GOAL: Without the pictures, give the entries below again exactly as written.

Dataset records
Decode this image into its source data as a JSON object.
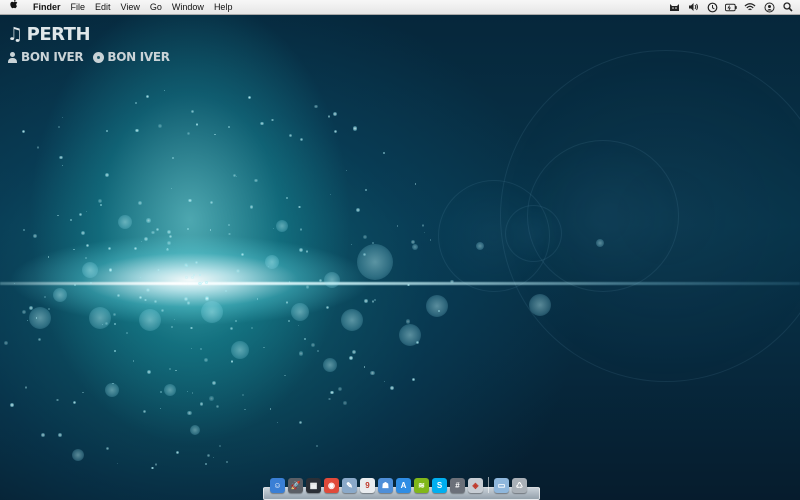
{
  "menubar": {
    "app_name": "Finder",
    "menus": [
      "File",
      "Edit",
      "View",
      "Go",
      "Window",
      "Help"
    ],
    "status_icons": [
      "cat-icon",
      "volume-icon",
      "time-machine-icon",
      "battery-icon",
      "wifi-icon",
      "user-icon",
      "spotlight-search-icon"
    ]
  },
  "now_playing": {
    "track": "PERTH",
    "artist": "BON IVER",
    "album": "BON IVER"
  },
  "dock": {
    "apps": [
      {
        "name": "finder-icon",
        "glyph": "☺",
        "color": "#3a7fd5"
      },
      {
        "name": "launchpad-icon",
        "glyph": "🚀",
        "color": "#5b5f66"
      },
      {
        "name": "mission-control-icon",
        "glyph": "▦",
        "color": "#2b2f36"
      },
      {
        "name": "chrome-icon",
        "glyph": "◉",
        "color": "#e04a3a"
      },
      {
        "name": "photos-icon",
        "glyph": "✎",
        "color": "#8aa9c9"
      },
      {
        "name": "calendar-icon",
        "glyph": "9",
        "color": "#e9ecef"
      },
      {
        "name": "contacts-icon",
        "glyph": "☗",
        "color": "#4f8fd8"
      },
      {
        "name": "app-store-icon",
        "glyph": "A",
        "color": "#2f8de4"
      },
      {
        "name": "spotify-icon",
        "glyph": "≋",
        "color": "#81b71a"
      },
      {
        "name": "skype-icon",
        "glyph": "S",
        "color": "#00aff0"
      },
      {
        "name": "calculator-icon",
        "glyph": "#",
        "color": "#6b7079"
      },
      {
        "name": "preview-icon",
        "glyph": "◈",
        "color": "#c7cdd4"
      }
    ],
    "right": [
      {
        "name": "downloads-folder-icon",
        "glyph": "▭",
        "color": "#8fb7dc"
      },
      {
        "name": "trash-icon",
        "glyph": "♺",
        "color": "#a9b0b7"
      }
    ]
  }
}
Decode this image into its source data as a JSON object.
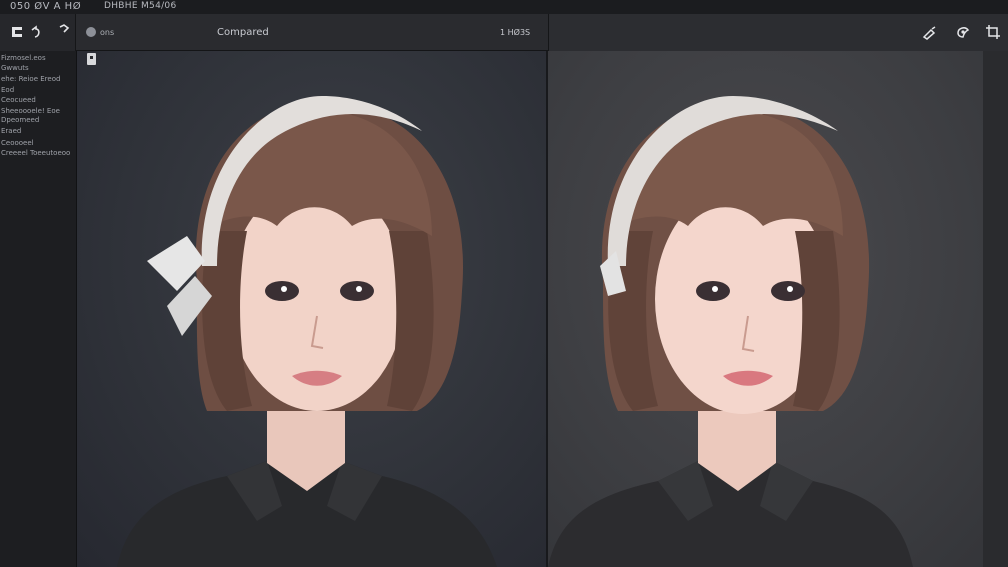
{
  "titlebar": {
    "left_text": "050 ØV A HØ",
    "right_text": "DHBHE M54/06"
  },
  "toolbar": {
    "tab_label": "ons",
    "compare_label": "Compared",
    "zoom_label": "1 HØ3S"
  },
  "sidebar": {
    "items": [
      "Fizmosel.eos",
      "Gwwuts",
      "ehe: Reioe Ereod",
      "Eod",
      "Ceocueed",
      "Sheeoooele! Eoe",
      "Dpeomeed",
      "Eraed",
      "Ceoooeel",
      "Creeeel Toeeutoeoo"
    ]
  },
  "icons": {
    "toolbar_left": [
      "menu-icon",
      "undo-icon"
    ],
    "toolbar_right": [
      "pen-icon",
      "brush-icon",
      "crop-icon"
    ]
  },
  "colors": {
    "background": "#1f2024",
    "toolbar": "#2a2b2f",
    "sidebar": "#1d1e21",
    "accent_text": "#c8cad0"
  }
}
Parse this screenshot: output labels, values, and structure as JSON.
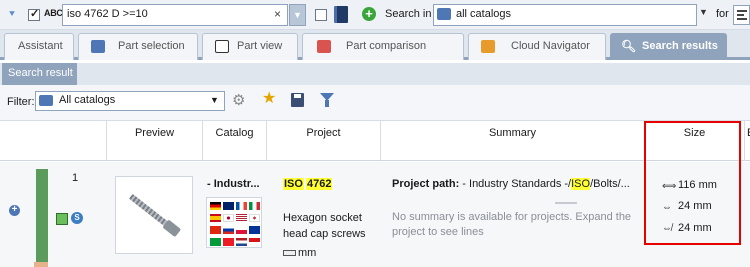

ANSWER TO THE EXERCISE:
Decode this image into its source data as a JSON object.
{
  "menubar": {
    "app_name": "Finder",
    "menus": [
      "File",
      "Edit",
      "View",
      "Go",
      "Window",
      "Help"
    ],
    "status_icons": [
      "cat-icon",
      "volume-icon",
      "time-machine-icon",
      "battery-icon",
      "wifi-icon",
      "user-icon",
      "spotlight-search-icon"
    ]
  },
  "now_playing": {
    "track": "PERTH",
    "artist": "BON IVER",
    "album": "BON IVER"
  },
  "dock": {
    "apps": [
      {
        "name": "finder-icon",
        "glyph": "☺",
        "color": "#3a7fd5"
      },
      {
        "name": "launchpad-icon",
        "glyph": "🚀",
        "color": "#5b5f66"
      },
      {
        "name": "mission-control-icon",
        "glyph": "▦",
        "color": "#2b2f36"
      },
      {
        "name": "chrome-icon",
        "glyph": "◉",
        "color": "#e04a3a"
      },
      {
        "name": "photos-icon",
        "glyph": "✎",
        "color": "#8aa9c9"
      },
      {
        "name": "calendar-icon",
        "glyph": "9",
        "color": "#e9ecef"
      },
      {
        "name": "contacts-icon",
        "glyph": "☗",
        "color": "#4f8fd8"
      },
      {
        "name": "app-store-icon",
        "glyph": "A",
        "color": "#2f8de4"
      },
      {
        "name": "spotify-icon",
        "glyph": "≋",
        "color": "#81b71a"
      },
      {
        "name": "skype-icon",
        "glyph": "S",
        "color": "#00aff0"
      },
      {
        "name": "calculator-icon",
        "glyph": "#",
        "color": "#6b7079"
      },
      {
        "name": "preview-icon",
        "glyph": "◈",
        "color": "#c7cdd4"
      }
    ],
    "right": [
      {
        "name": "downloads-folder-icon",
        "glyph": "▭",
        "color": "#8fb7dc"
      },
      {
        "name": "trash-icon",
        "glyph": "♺",
        "color": "#a9b0b7"
      }
    ]
  }
}
Decode this image into its source data as a JSON object.
{
  "titlebar": {
    "left_text": "050 ØV A HØ",
    "right_text": "DHBHE M54/06"
  },
  "toolbar": {
    "tab_label": "ons",
    "compare_label": "Compared",
    "zoom_label": "1 HØ3S"
  },
  "sidebar": {
    "items": [
      "Fizmosel.eos",
      "Gwwuts",
      "ehe: Reioe Ereod",
      "Eod",
      "Ceocueed",
      "Sheeoooele! Eoe",
      "Dpeomeed",
      "Eraed",
      "Ceoooeel",
      "Creeeel Toeeutoeoo"
    ]
  },
  "icons": {
    "toolbar_left": [
      "menu-icon",
      "undo-icon"
    ],
    "toolbar_right": [
      "pen-icon",
      "brush-icon",
      "crop-icon"
    ]
  },
  "colors": {
    "background": "#1f2024",
    "toolbar": "#2a2b2f",
    "sidebar": "#1d1e21",
    "accent_text": "#c8cad0"
  }
}
Parse this screenshot: output labels, values, and structure as JSON.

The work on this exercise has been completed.